Small app to demonstrate how to use prepopulated databases with Cordova SQLite Plugin 2.
It copies a database file from the read-only www/
directory
into the local read-write data directory, then reads from the database to prove
that it's working. If the database has already been copied, then it skips that step.
Run these commands:
git clone https://github.com/nolanlawson/cordova-prepopulated-database-demo.git
cd cordova-prepopulated-database-demo
cordova plugin add cordova-plugin-file
cordova plugin add cordova-plugin-sqlite-2
Then to run on iOS:
cordova platform add ios
cordova run ios
Or to run on Android:
cordova platform add android
cordova run android
What you'll see:
If you close the app and run it a second time, you'll see it say that there was no need to copy the file.
Note the mydatabase.db
file in www/
. This is a simple database, with the following
structure:
> .schema
CREATE TABLE mytable (foo text, bar text);
> SELECT * FROM mytable;
hello|world
(You can do sqlite3 www/mydatabase.db
on the command line to see this for yourself.)

Data records:
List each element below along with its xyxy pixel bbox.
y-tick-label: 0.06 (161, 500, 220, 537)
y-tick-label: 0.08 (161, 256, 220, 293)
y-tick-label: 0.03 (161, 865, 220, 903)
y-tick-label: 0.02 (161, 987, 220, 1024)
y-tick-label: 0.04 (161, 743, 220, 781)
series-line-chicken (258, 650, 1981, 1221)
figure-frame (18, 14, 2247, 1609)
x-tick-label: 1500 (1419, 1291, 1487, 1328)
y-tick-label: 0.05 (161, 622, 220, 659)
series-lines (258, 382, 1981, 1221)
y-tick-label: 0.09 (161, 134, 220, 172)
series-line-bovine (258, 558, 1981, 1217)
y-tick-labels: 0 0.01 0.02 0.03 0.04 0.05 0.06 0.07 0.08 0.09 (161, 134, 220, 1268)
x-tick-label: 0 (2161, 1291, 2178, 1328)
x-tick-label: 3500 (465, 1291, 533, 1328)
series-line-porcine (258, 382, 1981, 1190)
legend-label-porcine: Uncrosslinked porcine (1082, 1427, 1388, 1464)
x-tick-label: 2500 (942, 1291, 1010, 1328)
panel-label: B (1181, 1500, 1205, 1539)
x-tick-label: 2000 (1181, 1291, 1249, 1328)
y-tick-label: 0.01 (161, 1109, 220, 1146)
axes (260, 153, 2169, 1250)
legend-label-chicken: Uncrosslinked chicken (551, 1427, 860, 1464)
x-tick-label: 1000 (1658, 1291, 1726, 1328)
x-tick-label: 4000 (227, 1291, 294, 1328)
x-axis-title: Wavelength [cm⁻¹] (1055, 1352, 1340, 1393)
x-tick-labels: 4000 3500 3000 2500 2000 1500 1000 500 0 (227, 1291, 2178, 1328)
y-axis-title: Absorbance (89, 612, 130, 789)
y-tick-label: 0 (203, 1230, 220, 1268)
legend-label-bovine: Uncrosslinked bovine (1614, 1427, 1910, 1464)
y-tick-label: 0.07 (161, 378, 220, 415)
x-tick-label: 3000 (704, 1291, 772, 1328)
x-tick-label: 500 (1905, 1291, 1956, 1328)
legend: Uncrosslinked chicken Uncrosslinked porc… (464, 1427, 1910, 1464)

WORK INSTRUCTION 1:
In the Cordova prepopulated-database demo description, what does the app do if the database has already been copied?
WORK INSTRUCTION 2:
Continue the description of the Cordova prepopulated-database demo from the point where it stops.

ANSWER 1:
It skips the copying step.

ANSWER 2:
When the app starts up, it uses the cordova.file
API to check if the file
has already been copied. If not, it copies it from the read-only application directory
(file:///android_asset/
on Android, /var/mobile/Applications/<UUID>/
on iOS) to the data directory (files/
on Android, Library/NoCloud
on iOS), where it becomes
read-write. For more details, see the Cordova file plugin.
If you want a simple copy-paste job, you can borrow my own code from this project.
Note that you will need a Promise
polyfill if you are targeting older versions of
Android or iOS:
// copy a database file from www/ in the app directory to the data directory
function copyDatabaseFile(dbName) {
var sourceFileName = cordova.file.applicationDirectory + 'www/' + dbName;
var targetDirName = cordova.file.dataDirectory;
return Promise.all([
new Promise(function (resolve, reject) {
resolveLocalFileSystemURL(sourceFileName, resolve, reject);
}),
new Promise(function (resolve, reject) {
resolveLocalFileSystemURL(targetDirName, resolve, reject);
})
]).then(function (files) {
var sourceFile = files[0];
var targetDir = files[1];
return new Promise(function (resolve, reject) {
targetDir.getFile(dbName, {}, resolve, reject);
}).then(function () {
console.log("file already copied");
}).catch(function () {
console.log("file doesn't exist, copying it");
return new Promise(function (resolve, reject) {
sourceFile.copyTo(targetDir, dbName, resolve, reject);
}).then(function () {
console.log("database file copied");
});
});
});
}
Then:
copyDatabaseFile('mydatabase.db').then(function () {
// success! :)
}).catch(function (err) {
// error! :(
console.log(err);
});
Within the "success" handler, just call sqlitePlugin.openDatabase()
like you
normally would, and the database will be ready.